[TEXT EXCERPT]
......

Enum term_rewriting::Term

pub enum Term {
    Variable(Variable),
    Application {
        op: Operator,
        args: Vec<Term>,
    },
}

A first-order term: either a Variable or an application of an Operator.

Variants

Variable(Variable)

A concrete but unspecified Term (e.g. x, y). See Variable for more information.

Examples

let mut sig = Signature::default();

// Constructing a Variable manually
let var = sig.new_var(Some("x_".to_string()));
let var_term = Term::Variable(var);

// Constructing a Variable using the parser
let var = parse_term(&mut sig, "x_");

Application

An Operator applied to zero or more Terms (e.g. (f(x, y), g()).

A Term that is an application of an Operator with arity 0 applied to 0 Terms can be considered a constant.

Examples

let mut sig = Signature::default();

// Constructing a Constant manually
let a = sig.new_op(0, Some("A".to_string()));
let const_term = Term::Application {
    op: a,
     args: vec![],
};

// Constructing a Constant using the parser
let const_term = parse_term(&mut sig, "A");

// Constructing an Application manually
let x = sig.new_var(Some("x_".to_string()));
let b = sig.new_op(1, Some("B".to_string()));
let op_term = Term::Application {
    op: b,
    args: vec![Term::Variable(x)],
};

// Constructing an Application using the parser
let op_term = parse_term(&mut sig, "B(x_)");

Fields of Application

op: Operatorargs: Vec<Term>

Methods

impl Term

pub fn display(&self) -> String

Serialize a Term.

......

[EXERCISE INSTRUCTIONS]
1 – Return the part of the Term enum documentation running from "An Operator applied" down to "considered a constant.", with no changes.
2 – Recast the listing as a numbered list, from its first line down to the line containing "y-tick-label: 0.03 — [34, 127, 58, 141]", with both of those lines included and blank lines left out.

......

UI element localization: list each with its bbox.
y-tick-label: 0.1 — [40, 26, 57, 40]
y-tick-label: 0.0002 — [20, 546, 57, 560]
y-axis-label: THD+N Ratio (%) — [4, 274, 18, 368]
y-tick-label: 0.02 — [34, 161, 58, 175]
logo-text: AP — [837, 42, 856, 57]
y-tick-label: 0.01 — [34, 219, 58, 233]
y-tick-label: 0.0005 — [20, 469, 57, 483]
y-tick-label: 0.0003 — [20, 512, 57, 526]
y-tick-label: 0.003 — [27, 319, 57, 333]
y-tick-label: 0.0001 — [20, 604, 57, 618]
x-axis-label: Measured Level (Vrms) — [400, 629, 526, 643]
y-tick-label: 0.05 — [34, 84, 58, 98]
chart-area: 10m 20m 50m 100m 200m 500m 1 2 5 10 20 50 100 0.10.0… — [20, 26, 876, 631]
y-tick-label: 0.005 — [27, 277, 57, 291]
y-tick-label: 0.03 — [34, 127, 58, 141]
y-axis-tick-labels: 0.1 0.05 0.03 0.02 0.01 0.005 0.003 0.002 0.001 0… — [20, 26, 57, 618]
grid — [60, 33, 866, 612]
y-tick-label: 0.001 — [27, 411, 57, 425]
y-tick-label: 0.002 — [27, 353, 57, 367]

......

[ANSWERS FOR THE EXERCISE]
1 –
An Operator applied to zero or more Terms (e.g. (f(x, y), g()).

A Term that is an application of an Operator with arity 0 applied to 0 Terms can be considered a constant.

2 –
1. UI element localization: list each with its bbox.
2. y-tick-label: 0.1 — [40, 26, 57, 40]
3. y-tick-label: 0.0002 — [20, 546, 57, 560]
4. y-axis-label: THD+N Ratio (%) — [4, 274, 18, 368]
5. y-tick-label: 0.02 — [34, 161, 58, 175]
6. logo-text: AP — [837, 42, 856, 57]
7. y-tick-label: 0.01 — [34, 219, 58, 233]
8. y-tick-label: 0.0005 — [20, 469, 57, 483]
9. y-tick-label: 0.0003 — [20, 512, 57, 526]
10. y-tick-label: 0.003 — [27, 319, 57, 333]
11. y-tick-label: 0.0001 — [20, 604, 57, 618]
12. x-axis-label: Measured Level (Vrms) — [400, 629, 526, 643]
13. y-tick-label: 0.05 — [34, 84, 58, 98]
14. chart-area: 10m 20m 50m 100m 200m 500m 1 2 5 10 20 50 100 0.10.0… — [20, 26, 876, 631]
15. y-tick-label: 0.005 — [27, 277, 57, 291]
16. y-tick-label: 0.03 — [34, 127, 58, 141]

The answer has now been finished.